▶ **EXERCISE DIRECTIONS**
Find the line with "Extract all readable text from this page." in the data below. Repeat it and every line after it up to the end, exactly, but drop the pictures.
──────── RECORDS FOR THIS EXERCISE ────────
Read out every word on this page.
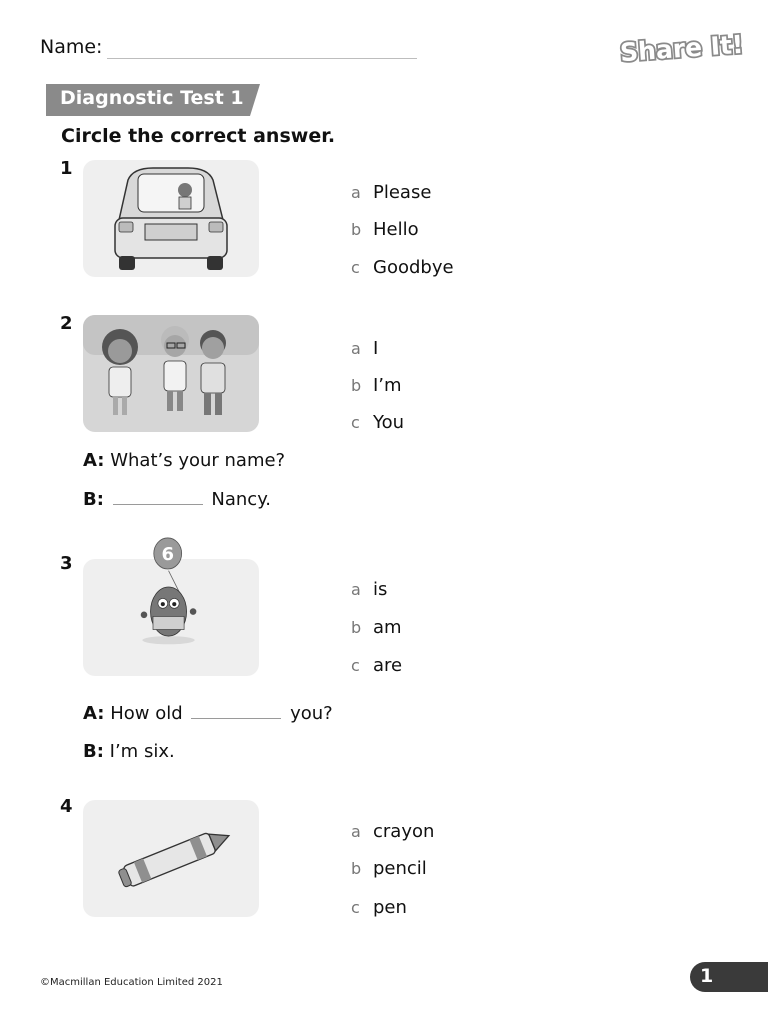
Name:	Share It!
Diagnostic Test 1
Circle the correct answer.
1
a Please
b Hello
c Goodbye
2
a I
b I’m
c You
A: What’s your name?
B:	Nancy.
3	6
a is
b am
c are
A: How old	you?
B: I’m six.
4
a crayon
b pencil
c pen
©Macmillan Education Limited 2021	1
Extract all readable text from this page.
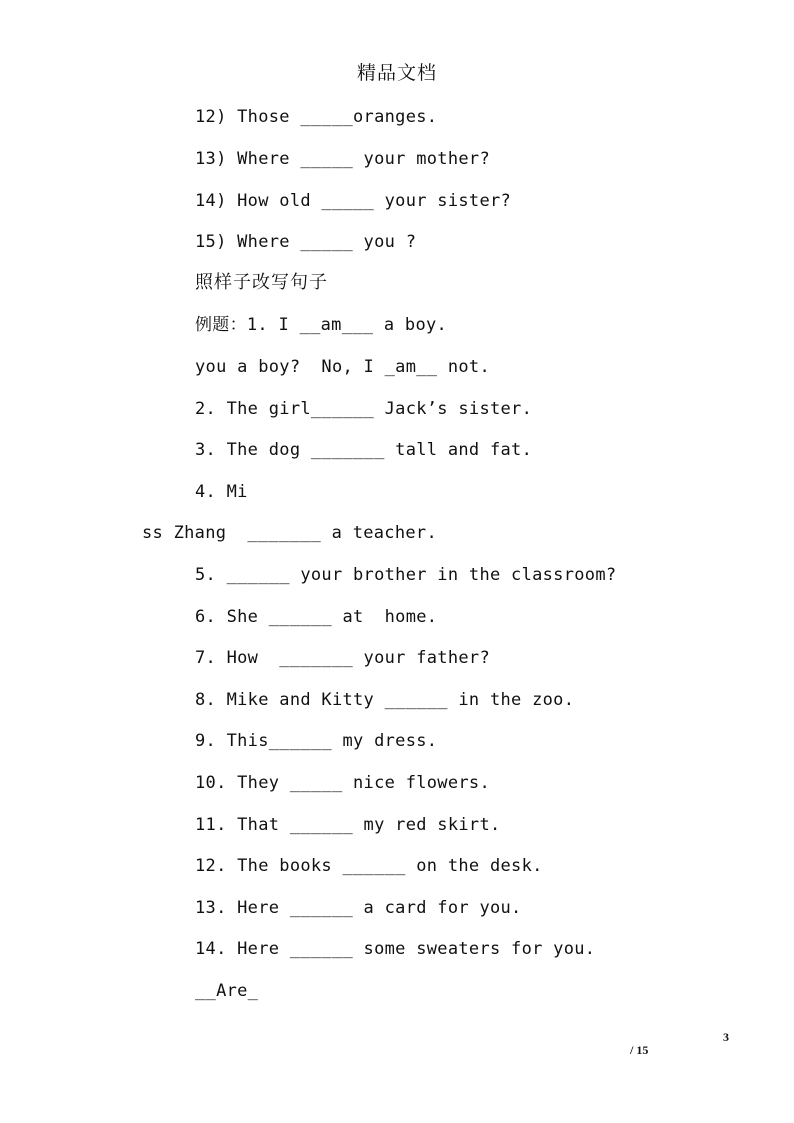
精品文档
12) Those _____oranges.
13) Where _____ your mother?
14) How old _____ your sister?
15) Where _____ you ?
照样子改写句子
例题：1. I __am___ a boy.
you a boy?  No, I _am__ not.
2. The girl______ Jack’s sister.
3. The dog _______ tall and fat.
4. Mi
ss Zhang  _______ a teacher.
5. ______ your brother in the classroom?
6. She ______ at  home.
7. How  _______ your father?
8. Mike and Kitty ______ in the zoo.
9. This______ my dress.
10. They _____ nice flowers.
11. That ______ my red skirt.
12. The books ______ on the desk.
13. Here ______ a card for you.
14. Here ______ some sweaters for you.
__Are_
3
/ 15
────────
▶ **RESULT**
Extract all readable text from this page.
精品文档
12) Those _____oranges.
13) Where _____ your mother?
14) How old _____ your sister?
15) Where _____ you ?
照样子改写句子
例题：1. I __am___ a boy.
you a boy?  No, I _am__ not.
2. The girl______ Jack’s sister.
3. The dog _______ tall and fat.
4. Mi
ss Zhang  _______ a teacher.
5. ______ your brother in the classroom?
6. She ______ at  home.
7. How  _______ your father?
8. Mike and Kitty ______ in the zoo.
9. This______ my dress.
10. They _____ nice flowers.
11. That ______ my red skirt.
12. The books ______ on the desk.
13. Here ______ a card for you.
14. Here ______ some sweaters for you.
__Are_
3
/ 15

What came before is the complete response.